GIVEN REQUEST:
Keep every line where the word "TỔNG" appears; drop the rest.

— begin MATERIALS PROVIDED —

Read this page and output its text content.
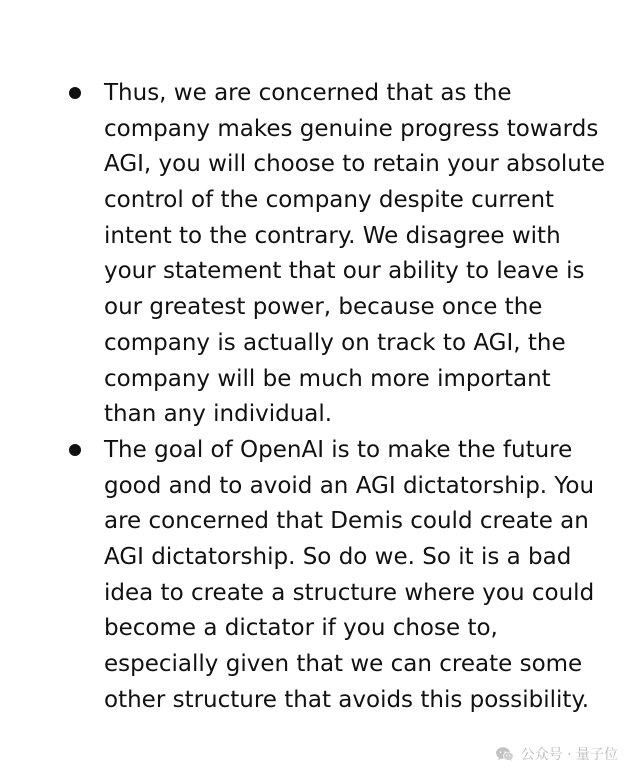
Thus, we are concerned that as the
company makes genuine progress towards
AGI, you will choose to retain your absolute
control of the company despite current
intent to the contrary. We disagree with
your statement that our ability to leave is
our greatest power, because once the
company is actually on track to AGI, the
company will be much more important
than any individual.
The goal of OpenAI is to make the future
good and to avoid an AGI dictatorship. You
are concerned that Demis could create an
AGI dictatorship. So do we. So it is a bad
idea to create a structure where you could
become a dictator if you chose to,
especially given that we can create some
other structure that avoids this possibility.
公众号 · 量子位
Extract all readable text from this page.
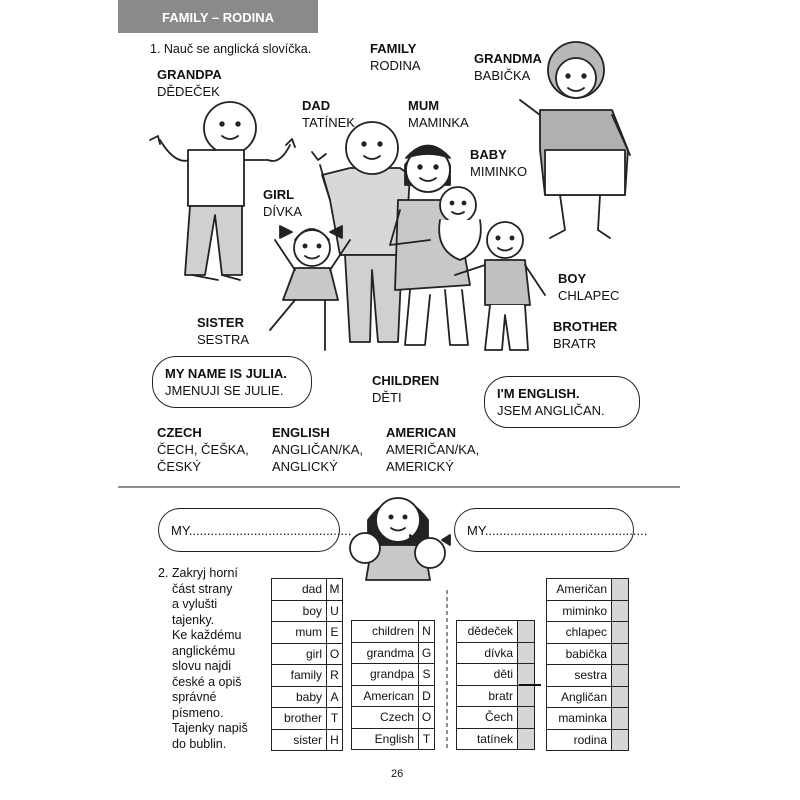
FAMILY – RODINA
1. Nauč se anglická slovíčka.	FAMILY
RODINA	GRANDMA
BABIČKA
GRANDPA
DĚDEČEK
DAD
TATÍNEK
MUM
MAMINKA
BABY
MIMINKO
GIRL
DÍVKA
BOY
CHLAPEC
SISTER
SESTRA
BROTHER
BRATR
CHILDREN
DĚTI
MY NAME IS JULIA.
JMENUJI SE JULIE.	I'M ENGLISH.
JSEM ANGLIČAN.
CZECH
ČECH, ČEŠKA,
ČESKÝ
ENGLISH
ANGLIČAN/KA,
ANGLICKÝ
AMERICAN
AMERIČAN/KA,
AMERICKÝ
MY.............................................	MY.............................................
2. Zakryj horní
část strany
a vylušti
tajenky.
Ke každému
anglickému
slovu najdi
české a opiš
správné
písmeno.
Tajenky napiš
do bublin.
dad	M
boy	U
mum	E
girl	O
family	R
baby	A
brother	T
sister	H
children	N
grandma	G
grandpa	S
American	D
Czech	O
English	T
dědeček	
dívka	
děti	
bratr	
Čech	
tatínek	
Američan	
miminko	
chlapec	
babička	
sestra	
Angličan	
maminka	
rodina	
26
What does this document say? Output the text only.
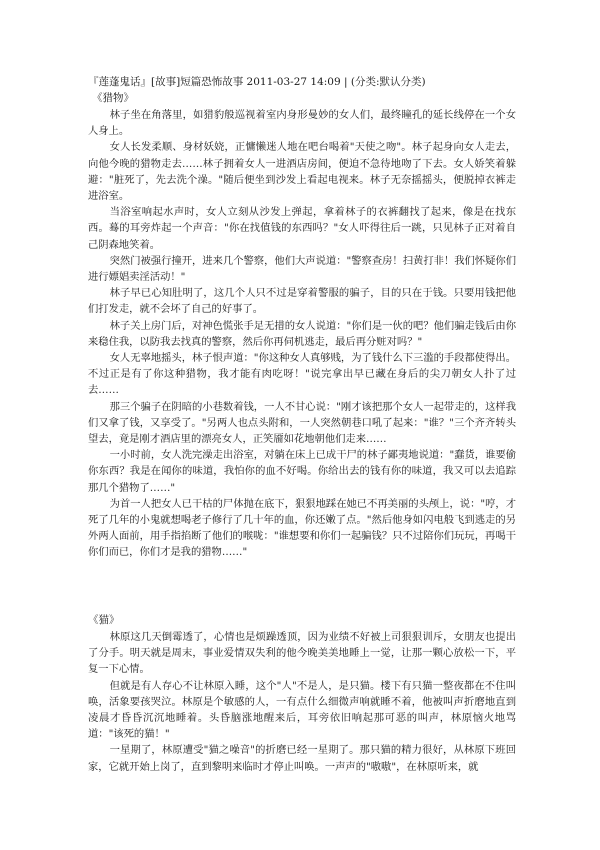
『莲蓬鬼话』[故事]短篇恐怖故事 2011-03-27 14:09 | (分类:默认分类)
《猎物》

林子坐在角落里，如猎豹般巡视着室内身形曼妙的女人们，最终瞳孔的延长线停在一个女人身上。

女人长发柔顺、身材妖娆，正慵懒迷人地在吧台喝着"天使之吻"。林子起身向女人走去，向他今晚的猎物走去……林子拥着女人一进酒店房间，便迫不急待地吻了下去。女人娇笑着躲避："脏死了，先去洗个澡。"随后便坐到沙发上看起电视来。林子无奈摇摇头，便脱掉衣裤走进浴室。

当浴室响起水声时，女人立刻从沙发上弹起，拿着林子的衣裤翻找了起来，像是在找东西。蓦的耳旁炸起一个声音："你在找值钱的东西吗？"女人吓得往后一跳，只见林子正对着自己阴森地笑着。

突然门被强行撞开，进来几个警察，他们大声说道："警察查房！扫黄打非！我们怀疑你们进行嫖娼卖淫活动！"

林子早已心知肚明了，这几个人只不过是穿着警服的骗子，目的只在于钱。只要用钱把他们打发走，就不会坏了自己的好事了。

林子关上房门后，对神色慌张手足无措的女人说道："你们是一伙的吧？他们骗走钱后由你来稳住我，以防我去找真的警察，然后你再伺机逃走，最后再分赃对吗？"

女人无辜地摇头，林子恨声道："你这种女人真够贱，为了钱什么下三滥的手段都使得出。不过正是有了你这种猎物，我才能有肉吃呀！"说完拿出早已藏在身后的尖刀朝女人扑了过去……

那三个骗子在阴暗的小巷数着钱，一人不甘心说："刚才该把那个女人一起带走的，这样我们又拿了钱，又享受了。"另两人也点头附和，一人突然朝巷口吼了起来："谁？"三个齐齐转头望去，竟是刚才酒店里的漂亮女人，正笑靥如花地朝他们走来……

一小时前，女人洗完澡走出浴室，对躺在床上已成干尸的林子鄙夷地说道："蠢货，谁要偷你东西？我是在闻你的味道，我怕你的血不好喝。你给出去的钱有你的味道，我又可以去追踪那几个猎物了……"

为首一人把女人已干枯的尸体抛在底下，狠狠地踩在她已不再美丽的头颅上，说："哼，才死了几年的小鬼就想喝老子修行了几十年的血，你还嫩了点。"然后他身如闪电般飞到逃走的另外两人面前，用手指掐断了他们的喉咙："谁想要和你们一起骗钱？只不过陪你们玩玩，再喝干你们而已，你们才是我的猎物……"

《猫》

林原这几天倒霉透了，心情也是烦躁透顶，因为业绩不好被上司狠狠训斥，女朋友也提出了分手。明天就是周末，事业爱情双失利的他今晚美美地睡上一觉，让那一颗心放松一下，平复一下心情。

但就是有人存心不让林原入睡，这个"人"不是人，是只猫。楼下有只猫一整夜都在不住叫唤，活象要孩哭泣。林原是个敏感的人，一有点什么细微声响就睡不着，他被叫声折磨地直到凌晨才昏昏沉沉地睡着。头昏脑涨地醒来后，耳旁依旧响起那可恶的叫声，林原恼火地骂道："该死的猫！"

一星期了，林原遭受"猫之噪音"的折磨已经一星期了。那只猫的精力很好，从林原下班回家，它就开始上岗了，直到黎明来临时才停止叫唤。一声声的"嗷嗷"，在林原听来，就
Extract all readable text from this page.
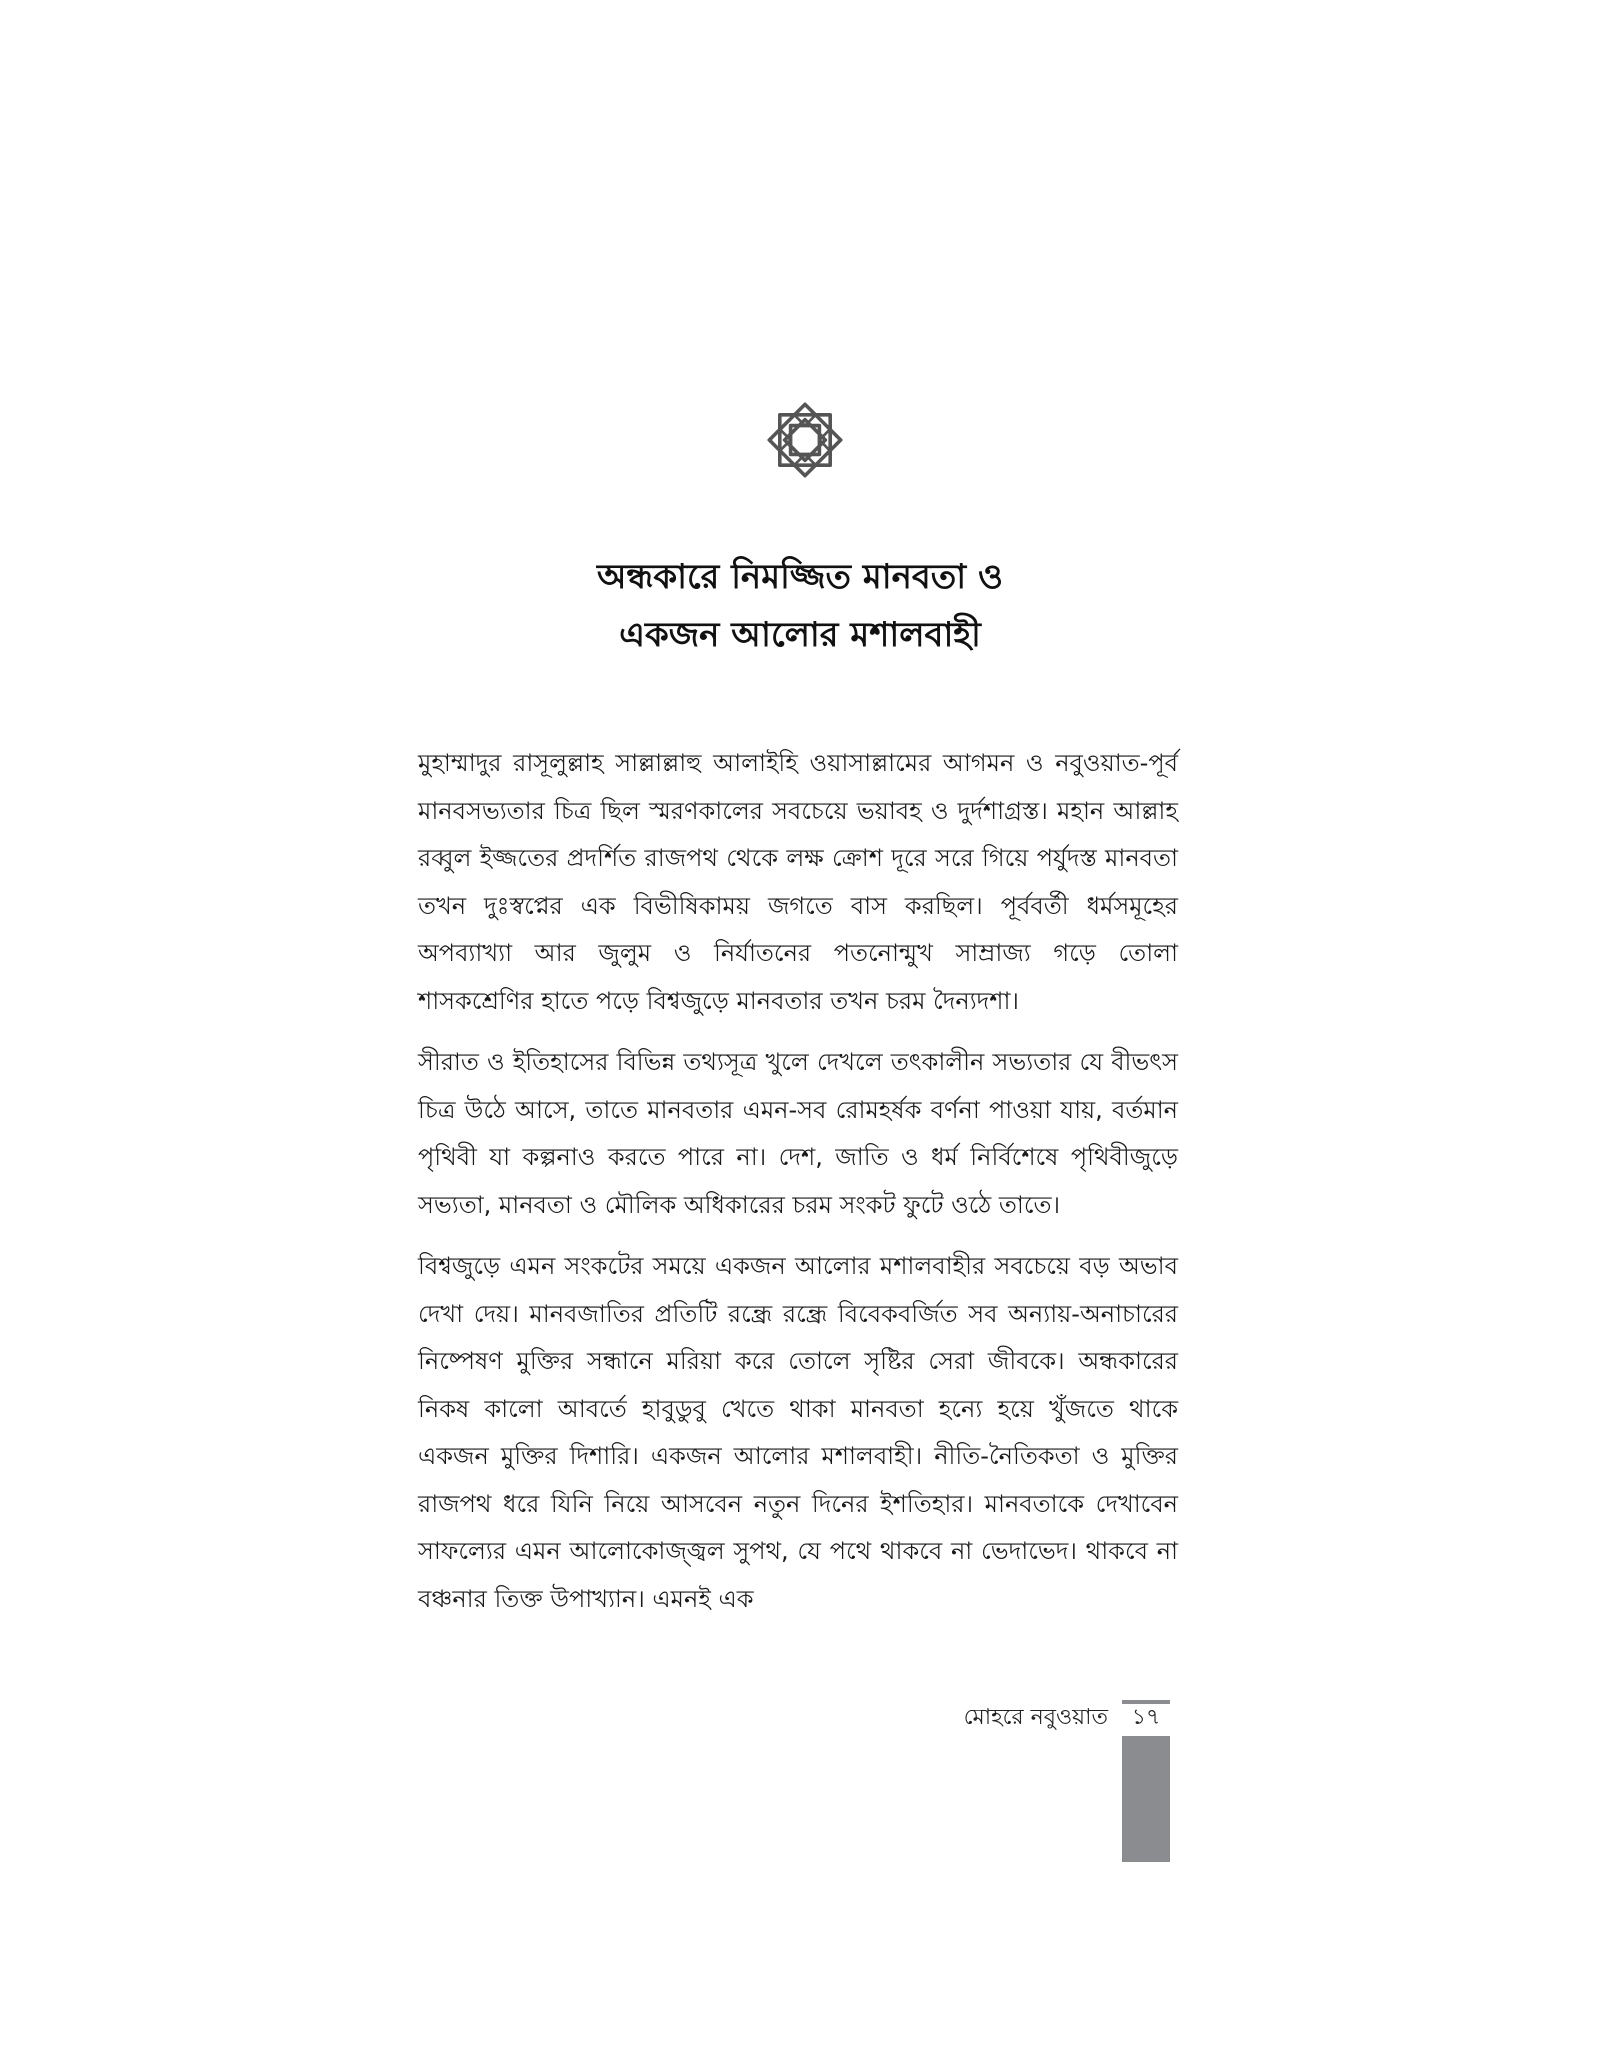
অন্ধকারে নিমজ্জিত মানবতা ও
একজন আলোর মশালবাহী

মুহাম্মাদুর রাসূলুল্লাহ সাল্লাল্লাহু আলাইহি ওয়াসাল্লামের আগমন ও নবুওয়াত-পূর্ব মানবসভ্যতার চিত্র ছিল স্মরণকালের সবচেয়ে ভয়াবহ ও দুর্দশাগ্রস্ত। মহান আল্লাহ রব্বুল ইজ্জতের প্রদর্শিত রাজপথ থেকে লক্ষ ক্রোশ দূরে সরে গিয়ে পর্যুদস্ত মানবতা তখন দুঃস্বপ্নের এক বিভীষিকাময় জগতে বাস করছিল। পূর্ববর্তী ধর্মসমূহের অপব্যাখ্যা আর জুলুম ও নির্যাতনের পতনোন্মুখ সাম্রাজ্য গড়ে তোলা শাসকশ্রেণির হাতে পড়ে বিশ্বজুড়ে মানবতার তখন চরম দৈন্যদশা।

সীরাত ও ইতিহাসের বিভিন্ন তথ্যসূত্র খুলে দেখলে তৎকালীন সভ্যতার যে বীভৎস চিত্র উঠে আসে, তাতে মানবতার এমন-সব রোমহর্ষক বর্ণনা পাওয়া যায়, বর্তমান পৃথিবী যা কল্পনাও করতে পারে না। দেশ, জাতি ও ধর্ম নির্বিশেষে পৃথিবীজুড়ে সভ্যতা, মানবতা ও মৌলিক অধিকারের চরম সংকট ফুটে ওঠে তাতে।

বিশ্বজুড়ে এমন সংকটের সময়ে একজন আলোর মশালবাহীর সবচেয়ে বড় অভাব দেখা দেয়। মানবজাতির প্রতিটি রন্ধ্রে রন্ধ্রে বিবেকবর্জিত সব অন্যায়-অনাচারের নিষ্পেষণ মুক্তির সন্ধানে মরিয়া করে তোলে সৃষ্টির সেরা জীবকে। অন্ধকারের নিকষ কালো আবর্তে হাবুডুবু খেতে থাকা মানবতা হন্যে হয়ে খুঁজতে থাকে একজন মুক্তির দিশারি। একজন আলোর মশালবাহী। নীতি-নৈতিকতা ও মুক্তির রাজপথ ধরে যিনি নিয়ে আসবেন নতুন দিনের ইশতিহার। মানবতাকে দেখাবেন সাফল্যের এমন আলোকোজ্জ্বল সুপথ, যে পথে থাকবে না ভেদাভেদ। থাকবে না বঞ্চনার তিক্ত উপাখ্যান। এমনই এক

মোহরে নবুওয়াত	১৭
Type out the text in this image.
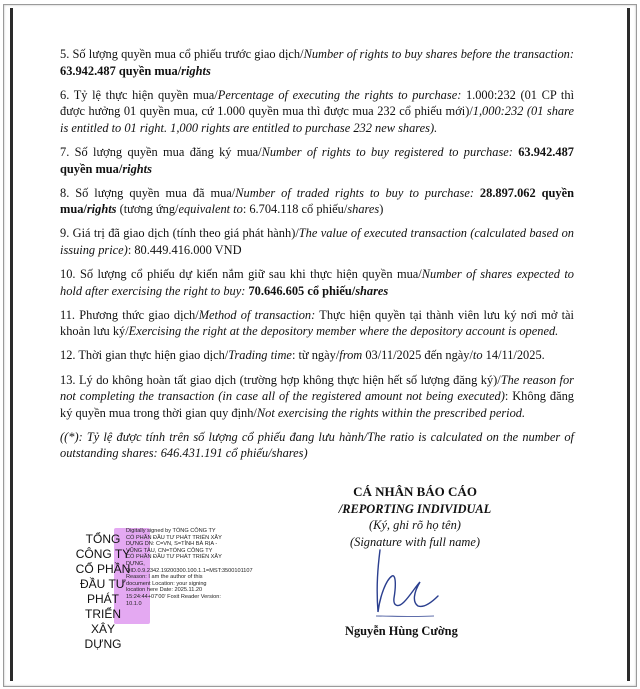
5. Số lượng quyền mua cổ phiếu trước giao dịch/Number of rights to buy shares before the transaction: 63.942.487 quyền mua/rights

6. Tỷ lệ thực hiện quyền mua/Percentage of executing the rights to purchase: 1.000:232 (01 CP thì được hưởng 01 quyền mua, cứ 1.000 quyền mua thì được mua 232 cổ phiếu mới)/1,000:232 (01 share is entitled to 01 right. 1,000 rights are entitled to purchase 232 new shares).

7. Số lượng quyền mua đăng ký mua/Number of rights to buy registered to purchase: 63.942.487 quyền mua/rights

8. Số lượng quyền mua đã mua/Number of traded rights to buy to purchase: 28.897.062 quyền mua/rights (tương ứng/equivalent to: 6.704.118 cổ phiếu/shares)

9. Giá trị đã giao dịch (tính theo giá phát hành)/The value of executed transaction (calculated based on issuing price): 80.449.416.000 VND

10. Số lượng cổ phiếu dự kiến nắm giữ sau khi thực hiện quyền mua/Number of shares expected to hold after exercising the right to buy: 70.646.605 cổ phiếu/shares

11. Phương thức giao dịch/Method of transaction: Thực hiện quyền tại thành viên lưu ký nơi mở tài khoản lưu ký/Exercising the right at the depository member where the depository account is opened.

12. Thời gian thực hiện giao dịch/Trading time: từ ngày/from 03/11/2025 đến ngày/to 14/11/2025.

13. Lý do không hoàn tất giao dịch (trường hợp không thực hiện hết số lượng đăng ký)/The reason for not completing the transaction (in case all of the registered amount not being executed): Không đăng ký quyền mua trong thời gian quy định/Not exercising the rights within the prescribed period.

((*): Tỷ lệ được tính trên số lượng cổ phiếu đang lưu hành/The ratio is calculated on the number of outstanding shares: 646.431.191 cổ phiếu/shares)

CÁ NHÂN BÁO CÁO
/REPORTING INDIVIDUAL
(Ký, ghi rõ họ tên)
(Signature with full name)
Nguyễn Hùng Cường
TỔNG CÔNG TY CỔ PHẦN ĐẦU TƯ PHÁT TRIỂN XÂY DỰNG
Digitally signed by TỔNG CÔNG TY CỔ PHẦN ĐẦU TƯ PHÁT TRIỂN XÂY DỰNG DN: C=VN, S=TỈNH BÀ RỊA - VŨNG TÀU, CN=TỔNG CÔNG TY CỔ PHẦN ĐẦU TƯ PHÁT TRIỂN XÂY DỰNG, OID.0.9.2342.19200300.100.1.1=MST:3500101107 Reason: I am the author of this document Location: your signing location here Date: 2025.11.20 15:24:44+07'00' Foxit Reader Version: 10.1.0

— end MATERIALS PROVIDED —

EXPECTED ANSWER:
TỔNG CÔNG TY CỔ PHẦN ĐẦU TƯ PHÁT TRIỂN XÂY DỰNG
Digitally signed by TỔNG CÔNG TY CỔ PHẦN ĐẦU TƯ PHÁT TRIỂN XÂY DỰNG DN: C=VN, S=TỈNH BÀ RỊA - VŨNG TÀU, CN=TỔNG CÔNG TY CỔ PHẦN ĐẦU TƯ PHÁT TRIỂN XÂY DỰNG, OID.0.9.2342.19200300.100.1.1=MST:3500101107 Reason: I am the author of this document Location: your signing location here Date: 2025.11.20 15:24:44+07'00' Foxit Reader Version: 10.1.0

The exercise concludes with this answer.